» THE EXERCISE
Give every line back verbatim, dropping all images.

» DATA FOR THE TASK
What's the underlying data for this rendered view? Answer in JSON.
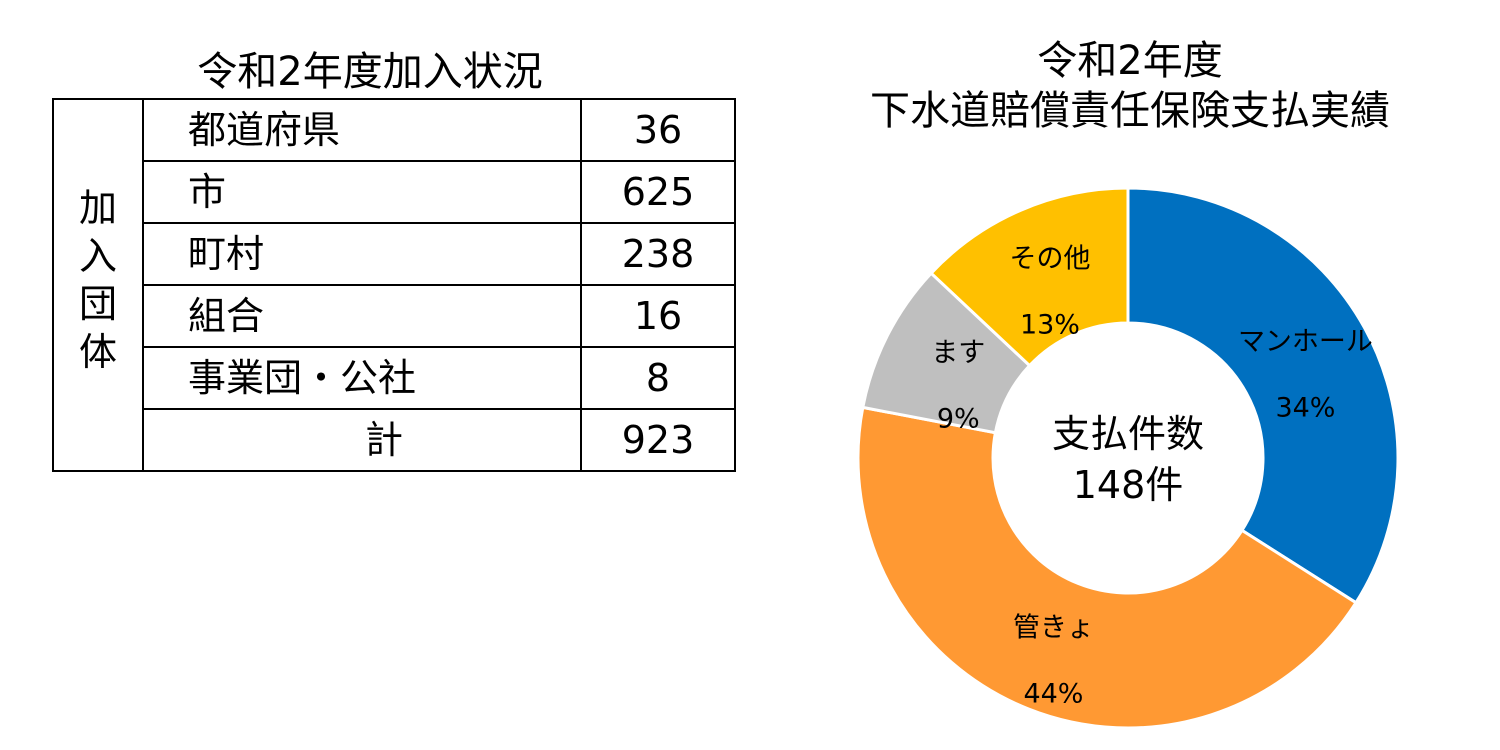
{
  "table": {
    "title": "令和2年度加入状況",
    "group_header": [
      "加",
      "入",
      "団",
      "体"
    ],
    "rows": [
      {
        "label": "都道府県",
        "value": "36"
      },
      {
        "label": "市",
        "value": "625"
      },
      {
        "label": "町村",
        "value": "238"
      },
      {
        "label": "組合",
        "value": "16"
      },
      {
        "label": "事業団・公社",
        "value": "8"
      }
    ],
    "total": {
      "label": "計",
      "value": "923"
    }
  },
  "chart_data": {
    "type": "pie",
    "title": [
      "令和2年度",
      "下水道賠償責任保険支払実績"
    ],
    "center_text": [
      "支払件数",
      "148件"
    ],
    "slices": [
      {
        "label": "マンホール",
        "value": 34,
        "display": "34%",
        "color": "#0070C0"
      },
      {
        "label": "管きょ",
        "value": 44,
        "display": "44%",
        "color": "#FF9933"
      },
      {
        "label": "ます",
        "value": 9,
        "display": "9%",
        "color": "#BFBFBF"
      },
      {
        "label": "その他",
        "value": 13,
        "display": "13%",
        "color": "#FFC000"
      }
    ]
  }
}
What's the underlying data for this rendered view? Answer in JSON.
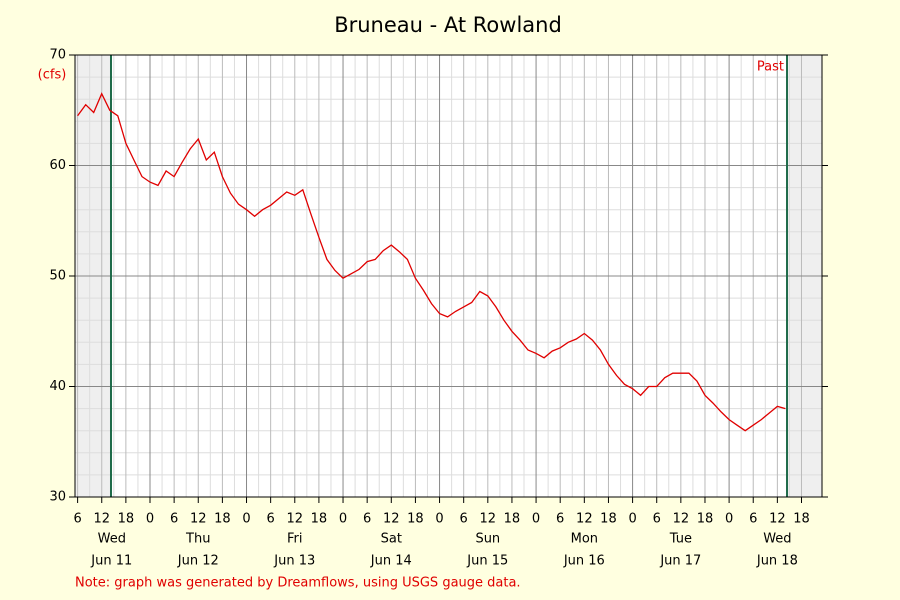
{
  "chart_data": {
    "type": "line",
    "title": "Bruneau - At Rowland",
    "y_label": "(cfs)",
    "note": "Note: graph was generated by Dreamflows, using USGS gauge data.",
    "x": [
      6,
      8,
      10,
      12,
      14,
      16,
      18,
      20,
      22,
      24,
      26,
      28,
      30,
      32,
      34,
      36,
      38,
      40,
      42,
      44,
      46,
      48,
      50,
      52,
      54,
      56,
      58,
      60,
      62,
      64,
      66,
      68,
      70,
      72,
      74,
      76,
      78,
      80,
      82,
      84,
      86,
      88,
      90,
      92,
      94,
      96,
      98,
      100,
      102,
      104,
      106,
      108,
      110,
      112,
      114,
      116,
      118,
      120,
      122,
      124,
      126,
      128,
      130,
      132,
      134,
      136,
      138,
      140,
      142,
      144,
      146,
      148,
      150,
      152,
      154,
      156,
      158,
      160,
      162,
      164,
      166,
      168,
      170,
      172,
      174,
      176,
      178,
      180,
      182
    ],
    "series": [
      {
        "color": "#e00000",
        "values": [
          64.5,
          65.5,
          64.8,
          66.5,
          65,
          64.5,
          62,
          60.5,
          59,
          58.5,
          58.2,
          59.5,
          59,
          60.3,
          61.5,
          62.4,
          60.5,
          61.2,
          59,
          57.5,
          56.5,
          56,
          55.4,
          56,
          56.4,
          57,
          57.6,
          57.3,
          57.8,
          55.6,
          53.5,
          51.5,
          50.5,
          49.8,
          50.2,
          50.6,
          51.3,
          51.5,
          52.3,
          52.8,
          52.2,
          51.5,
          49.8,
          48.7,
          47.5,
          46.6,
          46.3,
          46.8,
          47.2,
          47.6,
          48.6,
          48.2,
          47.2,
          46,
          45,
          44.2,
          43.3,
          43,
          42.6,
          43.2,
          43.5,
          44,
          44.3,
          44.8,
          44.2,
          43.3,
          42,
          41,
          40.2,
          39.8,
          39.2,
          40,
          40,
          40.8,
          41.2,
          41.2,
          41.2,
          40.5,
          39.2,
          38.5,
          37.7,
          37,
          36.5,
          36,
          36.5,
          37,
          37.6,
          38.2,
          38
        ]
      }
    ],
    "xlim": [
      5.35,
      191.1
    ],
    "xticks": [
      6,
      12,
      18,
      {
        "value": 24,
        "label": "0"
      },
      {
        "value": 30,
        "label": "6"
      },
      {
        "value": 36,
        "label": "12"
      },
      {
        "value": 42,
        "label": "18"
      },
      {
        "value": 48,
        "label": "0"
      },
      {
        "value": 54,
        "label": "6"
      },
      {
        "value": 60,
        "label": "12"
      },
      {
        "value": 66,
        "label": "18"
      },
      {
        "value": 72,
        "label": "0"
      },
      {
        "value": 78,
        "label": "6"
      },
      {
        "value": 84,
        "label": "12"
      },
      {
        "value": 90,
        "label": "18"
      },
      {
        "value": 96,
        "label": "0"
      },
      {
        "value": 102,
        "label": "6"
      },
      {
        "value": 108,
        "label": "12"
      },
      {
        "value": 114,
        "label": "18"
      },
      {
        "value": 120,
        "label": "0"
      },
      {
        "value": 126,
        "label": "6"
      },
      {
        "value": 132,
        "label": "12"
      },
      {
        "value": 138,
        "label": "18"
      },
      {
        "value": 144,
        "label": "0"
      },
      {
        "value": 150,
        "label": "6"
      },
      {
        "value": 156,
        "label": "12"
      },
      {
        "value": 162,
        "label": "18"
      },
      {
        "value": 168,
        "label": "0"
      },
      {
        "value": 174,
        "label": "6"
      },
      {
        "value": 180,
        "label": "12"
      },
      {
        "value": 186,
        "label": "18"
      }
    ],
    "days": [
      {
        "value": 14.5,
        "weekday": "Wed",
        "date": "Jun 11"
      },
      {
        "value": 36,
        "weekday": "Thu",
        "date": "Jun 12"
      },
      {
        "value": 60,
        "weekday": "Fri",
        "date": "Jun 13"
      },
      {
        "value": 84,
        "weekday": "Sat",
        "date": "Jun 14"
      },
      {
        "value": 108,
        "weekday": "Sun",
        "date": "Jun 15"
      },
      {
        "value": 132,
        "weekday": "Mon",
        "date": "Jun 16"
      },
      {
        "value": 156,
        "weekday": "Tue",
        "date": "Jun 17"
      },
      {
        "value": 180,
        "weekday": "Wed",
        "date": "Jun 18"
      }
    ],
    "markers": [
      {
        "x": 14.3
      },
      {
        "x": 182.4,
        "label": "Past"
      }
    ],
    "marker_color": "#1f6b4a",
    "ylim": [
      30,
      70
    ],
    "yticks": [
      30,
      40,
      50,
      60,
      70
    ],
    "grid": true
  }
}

» SOLUTION TO THIS TASK
What's the underlying data for this rendered view? Answer in JSON.
{
  "table": {
    "title": "令和2年度加入状況",
    "group_header": [
      "加",
      "入",
      "団",
      "体"
    ],
    "rows": [
      {
        "label": "都道府県",
        "value": "36"
      },
      {
        "label": "市",
        "value": "625"
      },
      {
        "label": "町村",
        "value": "238"
      },
      {
        "label": "組合",
        "value": "16"
      },
      {
        "label": "事業団・公社",
        "value": "8"
      }
    ],
    "total": {
      "label": "計",
      "value": "923"
    }
  },
  "chart_data": {
    "type": "pie",
    "title": [
      "令和2年度",
      "下水道賠償責任保険支払実績"
    ],
    "center_text": [
      "支払件数",
      "148件"
    ],
    "slices": [
      {
        "label": "マンホール",
        "value": 34,
        "display": "34%",
        "color": "#0070C0"
      },
      {
        "label": "管きょ",
        "value": 44,
        "display": "44%",
        "color": "#FF9933"
      },
      {
        "label": "ます",
        "value": 9,
        "display": "9%",
        "color": "#BFBFBF"
      },
      {
        "label": "その他",
        "value": 13,
        "display": "13%",
        "color": "#FFC000"
      }
    ]
  }
}
What's the underlying data for this rendered view? Answer in JSON.
{
  "chart_data": {
    "type": "line",
    "title": "Bruneau - At Rowland",
    "y_label": "(cfs)",
    "note": "Note: graph was generated by Dreamflows, using USGS gauge data.",
    "x": [
      6,
      8,
      10,
      12,
      14,
      16,
      18,
      20,
      22,
      24,
      26,
      28,
      30,
      32,
      34,
      36,
      38,
      40,
      42,
      44,
      46,
      48,
      50,
      52,
      54,
      56,
      58,
      60,
      62,
      64,
      66,
      68,
      70,
      72,
      74,
      76,
      78,
      80,
      82,
      84,
      86,
      88,
      90,
      92,
      94,
      96,
      98,
      100,
      102,
      104,
      106,
      108,
      110,
      112,
      114,
      116,
      118,
      120,
      122,
      124,
      126,
      128,
      130,
      132,
      134,
      136,
      138,
      140,
      142,
      144,
      146,
      148,
      150,
      152,
      154,
      156,
      158,
      160,
      162,
      164,
      166,
      168,
      170,
      172,
      174,
      176,
      178,
      180,
      182
    ],
    "series": [
      {
        "color": "#e00000",
        "values": [
          64.5,
          65.5,
          64.8,
          66.5,
          65,
          64.5,
          62,
          60.5,
          59,
          58.5,
          58.2,
          59.5,
          59,
          60.3,
          61.5,
          62.4,
          60.5,
          61.2,
          59,
          57.5,
          56.5,
          56,
          55.4,
          56,
          56.4,
          57,
          57.6,
          57.3,
          57.8,
          55.6,
          53.5,
          51.5,
          50.5,
          49.8,
          50.2,
          50.6,
          51.3,
          51.5,
          52.3,
          52.8,
          52.2,
          51.5,
          49.8,
          48.7,
          47.5,
          46.6,
          46.3,
          46.8,
          47.2,
          47.6,
          48.6,
          48.2,
          47.2,
          46,
          45,
          44.2,
          43.3,
          43,
          42.6,
          43.2,
          43.5,
          44,
          44.3,
          44.8,
          44.2,
          43.3,
          42,
          41,
          40.2,
          39.8,
          39.2,
          40,
          40,
          40.8,
          41.2,
          41.2,
          41.2,
          40.5,
          39.2,
          38.5,
          37.7,
          37,
          36.5,
          36,
          36.5,
          37,
          37.6,
          38.2,
          38
        ]
      }
    ],
    "xlim": [
      5.35,
      191.1
    ],
    "xticks": [
      6,
      12,
      18,
      {
        "value": 24,
        "label": "0"
      },
      {
        "value": 30,
        "label": "6"
      },
      {
        "value": 36,
        "label": "12"
      },
      {
        "value": 42,
        "label": "18"
      },
      {
        "value": 48,
        "label": "0"
      },
      {
        "value": 54,
        "label": "6"
      },
      {
        "value": 60,
        "label": "12"
      },
      {
        "value": 66,
        "label": "18"
      },
      {
        "value": 72,
        "label": "0"
      },
      {
        "value": 78,
        "label": "6"
      },
      {
        "value": 84,
        "label": "12"
      },
      {
        "value": 90,
        "label": "18"
      },
      {
        "value": 96,
        "label": "0"
      },
      {
        "value": 102,
        "label": "6"
      },
      {
        "value": 108,
        "label": "12"
      },
      {
        "value": 114,
        "label": "18"
      },
      {
        "value": 120,
        "label": "0"
      },
      {
        "value": 126,
        "label": "6"
      },
      {
        "value": 132,
        "label": "12"
      },
      {
        "value": 138,
        "label": "18"
      },
      {
        "value": 144,
        "label": "0"
      },
      {
        "value": 150,
        "label": "6"
      },
      {
        "value": 156,
        "label": "12"
      },
      {
        "value": 162,
        "label": "18"
      },
      {
        "value": 168,
        "label": "0"
      },
      {
        "value": 174,
        "label": "6"
      },
      {
        "value": 180,
        "label": "12"
      },
      {
        "value": 186,
        "label": "18"
      }
    ],
    "days": [
      {
        "value": 14.5,
        "weekday": "Wed",
        "date": "Jun 11"
      },
      {
        "value": 36,
        "weekday": "Thu",
        "date": "Jun 12"
      },
      {
        "value": 60,
        "weekday": "Fri",
        "date": "Jun 13"
      },
      {
        "value": 84,
        "weekday": "Sat",
        "date": "Jun 14"
      },
      {
        "value": 108,
        "weekday": "Sun",
        "date": "Jun 15"
      },
      {
        "value": 132,
        "weekday": "Mon",
        "date": "Jun 16"
      },
      {
        "value": 156,
        "weekday": "Tue",
        "date": "Jun 17"
      },
      {
        "value": 180,
        "weekday": "Wed",
        "date": "Jun 18"
      }
    ],
    "markers": [
      {
        "x": 14.3
      },
      {
        "x": 182.4,
        "label": "Past"
      }
    ],
    "marker_color": "#1f6b4a",
    "ylim": [
      30,
      70
    ],
    "yticks": [
      30,
      40,
      50,
      60,
      70
    ],
    "grid": true
  }
}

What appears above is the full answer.